Given exercise: Write out every line below that includes the word "aaronpenne".
**** Available data ****
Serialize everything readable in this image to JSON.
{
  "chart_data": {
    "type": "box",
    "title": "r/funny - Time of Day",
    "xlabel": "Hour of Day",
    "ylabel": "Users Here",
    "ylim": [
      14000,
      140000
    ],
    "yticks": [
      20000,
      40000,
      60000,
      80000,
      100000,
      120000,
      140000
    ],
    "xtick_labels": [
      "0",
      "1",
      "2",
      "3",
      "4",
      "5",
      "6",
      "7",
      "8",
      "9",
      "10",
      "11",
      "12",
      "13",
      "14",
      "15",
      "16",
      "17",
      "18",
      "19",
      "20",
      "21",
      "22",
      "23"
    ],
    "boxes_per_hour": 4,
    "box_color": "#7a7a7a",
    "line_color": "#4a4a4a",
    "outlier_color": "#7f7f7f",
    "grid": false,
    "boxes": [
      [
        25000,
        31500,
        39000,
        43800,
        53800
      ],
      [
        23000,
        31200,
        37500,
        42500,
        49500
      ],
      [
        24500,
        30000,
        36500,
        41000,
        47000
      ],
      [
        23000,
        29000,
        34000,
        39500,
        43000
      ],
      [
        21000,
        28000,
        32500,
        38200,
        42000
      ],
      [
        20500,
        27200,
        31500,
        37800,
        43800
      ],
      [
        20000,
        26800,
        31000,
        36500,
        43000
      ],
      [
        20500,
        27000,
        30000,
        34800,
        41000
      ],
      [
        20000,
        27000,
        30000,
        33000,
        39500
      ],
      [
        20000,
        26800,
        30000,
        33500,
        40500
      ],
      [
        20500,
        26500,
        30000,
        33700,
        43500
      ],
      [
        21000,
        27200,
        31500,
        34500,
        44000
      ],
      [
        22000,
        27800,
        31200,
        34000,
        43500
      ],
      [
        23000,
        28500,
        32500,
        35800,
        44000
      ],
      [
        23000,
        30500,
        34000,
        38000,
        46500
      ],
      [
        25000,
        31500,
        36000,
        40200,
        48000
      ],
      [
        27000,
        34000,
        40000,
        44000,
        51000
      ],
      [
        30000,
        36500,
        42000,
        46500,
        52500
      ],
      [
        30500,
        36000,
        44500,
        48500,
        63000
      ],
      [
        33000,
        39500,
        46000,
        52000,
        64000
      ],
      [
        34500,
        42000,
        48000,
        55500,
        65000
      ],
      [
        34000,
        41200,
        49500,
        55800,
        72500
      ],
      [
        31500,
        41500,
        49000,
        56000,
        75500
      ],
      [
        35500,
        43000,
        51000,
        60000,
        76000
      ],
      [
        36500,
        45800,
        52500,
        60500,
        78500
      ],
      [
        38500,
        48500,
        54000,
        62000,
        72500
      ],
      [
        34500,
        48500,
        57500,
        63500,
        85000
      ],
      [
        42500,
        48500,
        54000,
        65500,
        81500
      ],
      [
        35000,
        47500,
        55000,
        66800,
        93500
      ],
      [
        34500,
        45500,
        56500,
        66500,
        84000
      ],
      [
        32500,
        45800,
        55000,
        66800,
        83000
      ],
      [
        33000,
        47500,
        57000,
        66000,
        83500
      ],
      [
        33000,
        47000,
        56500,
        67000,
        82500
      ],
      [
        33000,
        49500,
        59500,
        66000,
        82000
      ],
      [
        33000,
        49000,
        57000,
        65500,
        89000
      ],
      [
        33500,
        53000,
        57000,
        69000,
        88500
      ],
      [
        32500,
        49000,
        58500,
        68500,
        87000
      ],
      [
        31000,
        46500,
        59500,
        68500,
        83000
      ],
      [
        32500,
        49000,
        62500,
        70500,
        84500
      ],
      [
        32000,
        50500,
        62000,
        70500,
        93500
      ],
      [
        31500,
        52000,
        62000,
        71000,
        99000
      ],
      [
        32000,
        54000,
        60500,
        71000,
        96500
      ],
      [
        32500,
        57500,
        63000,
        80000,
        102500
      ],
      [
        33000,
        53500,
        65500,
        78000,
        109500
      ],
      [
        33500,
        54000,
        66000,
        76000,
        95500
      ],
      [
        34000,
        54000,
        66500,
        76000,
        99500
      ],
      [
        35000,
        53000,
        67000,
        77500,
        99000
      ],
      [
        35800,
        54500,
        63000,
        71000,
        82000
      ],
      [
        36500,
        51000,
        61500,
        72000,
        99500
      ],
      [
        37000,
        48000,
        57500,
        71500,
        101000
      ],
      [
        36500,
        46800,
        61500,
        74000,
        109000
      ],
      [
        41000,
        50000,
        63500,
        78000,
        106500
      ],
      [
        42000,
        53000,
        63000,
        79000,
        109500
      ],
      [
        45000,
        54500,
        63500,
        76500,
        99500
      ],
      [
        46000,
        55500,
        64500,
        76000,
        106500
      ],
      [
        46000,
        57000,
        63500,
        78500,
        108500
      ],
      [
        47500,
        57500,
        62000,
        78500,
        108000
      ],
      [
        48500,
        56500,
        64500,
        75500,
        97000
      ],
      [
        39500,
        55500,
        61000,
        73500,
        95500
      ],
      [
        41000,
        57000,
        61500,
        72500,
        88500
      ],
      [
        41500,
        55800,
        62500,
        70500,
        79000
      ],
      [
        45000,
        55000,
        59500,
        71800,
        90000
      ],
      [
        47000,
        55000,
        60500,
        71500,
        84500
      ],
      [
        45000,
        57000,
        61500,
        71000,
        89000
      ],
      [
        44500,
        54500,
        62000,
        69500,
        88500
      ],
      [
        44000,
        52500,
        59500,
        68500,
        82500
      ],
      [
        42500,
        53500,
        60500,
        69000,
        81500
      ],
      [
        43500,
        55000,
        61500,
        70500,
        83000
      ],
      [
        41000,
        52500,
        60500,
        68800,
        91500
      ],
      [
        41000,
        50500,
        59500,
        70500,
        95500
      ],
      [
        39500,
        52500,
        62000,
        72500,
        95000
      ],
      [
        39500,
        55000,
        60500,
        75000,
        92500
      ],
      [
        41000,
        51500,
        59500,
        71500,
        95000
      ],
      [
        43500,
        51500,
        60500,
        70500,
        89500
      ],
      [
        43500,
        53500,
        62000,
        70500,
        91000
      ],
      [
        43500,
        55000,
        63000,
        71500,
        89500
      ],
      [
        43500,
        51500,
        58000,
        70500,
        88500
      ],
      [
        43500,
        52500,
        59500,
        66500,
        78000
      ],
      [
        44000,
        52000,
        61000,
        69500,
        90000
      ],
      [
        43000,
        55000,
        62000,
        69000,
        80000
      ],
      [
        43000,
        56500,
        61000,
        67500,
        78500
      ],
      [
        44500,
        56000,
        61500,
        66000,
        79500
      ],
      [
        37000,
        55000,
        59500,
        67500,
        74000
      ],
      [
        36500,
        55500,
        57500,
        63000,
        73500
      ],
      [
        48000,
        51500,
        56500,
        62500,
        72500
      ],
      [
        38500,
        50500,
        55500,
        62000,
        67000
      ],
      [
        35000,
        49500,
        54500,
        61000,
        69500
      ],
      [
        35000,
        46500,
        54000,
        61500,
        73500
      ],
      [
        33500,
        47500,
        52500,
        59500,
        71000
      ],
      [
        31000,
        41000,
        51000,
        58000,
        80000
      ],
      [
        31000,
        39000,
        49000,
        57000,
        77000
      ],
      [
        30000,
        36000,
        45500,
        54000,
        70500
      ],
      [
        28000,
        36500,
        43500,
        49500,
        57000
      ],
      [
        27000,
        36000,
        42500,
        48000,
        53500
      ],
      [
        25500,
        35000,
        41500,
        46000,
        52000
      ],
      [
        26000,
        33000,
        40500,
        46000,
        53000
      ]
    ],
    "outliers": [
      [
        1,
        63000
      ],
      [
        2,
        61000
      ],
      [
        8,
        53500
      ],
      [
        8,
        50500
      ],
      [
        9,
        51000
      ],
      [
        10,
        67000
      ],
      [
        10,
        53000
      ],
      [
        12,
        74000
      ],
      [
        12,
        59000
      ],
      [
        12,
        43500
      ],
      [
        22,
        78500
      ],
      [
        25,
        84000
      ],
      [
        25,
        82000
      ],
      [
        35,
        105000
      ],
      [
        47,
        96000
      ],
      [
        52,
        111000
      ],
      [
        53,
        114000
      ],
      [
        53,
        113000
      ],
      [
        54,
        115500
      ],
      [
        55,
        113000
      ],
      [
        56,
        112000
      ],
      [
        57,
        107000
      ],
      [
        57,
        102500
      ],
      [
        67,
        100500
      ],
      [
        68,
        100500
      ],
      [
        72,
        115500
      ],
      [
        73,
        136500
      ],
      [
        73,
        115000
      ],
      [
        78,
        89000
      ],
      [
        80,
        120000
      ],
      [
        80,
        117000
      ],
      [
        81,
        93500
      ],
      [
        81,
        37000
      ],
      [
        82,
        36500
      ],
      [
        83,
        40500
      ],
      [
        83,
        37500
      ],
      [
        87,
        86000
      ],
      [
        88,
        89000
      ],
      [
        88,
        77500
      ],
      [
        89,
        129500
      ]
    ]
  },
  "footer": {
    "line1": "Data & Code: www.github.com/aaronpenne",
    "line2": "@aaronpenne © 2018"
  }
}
****
Solution to the exercise:
    "line1": "Data & Code: www.github.com/aaronpenne",
    "line2": "@aaronpenne © 2018"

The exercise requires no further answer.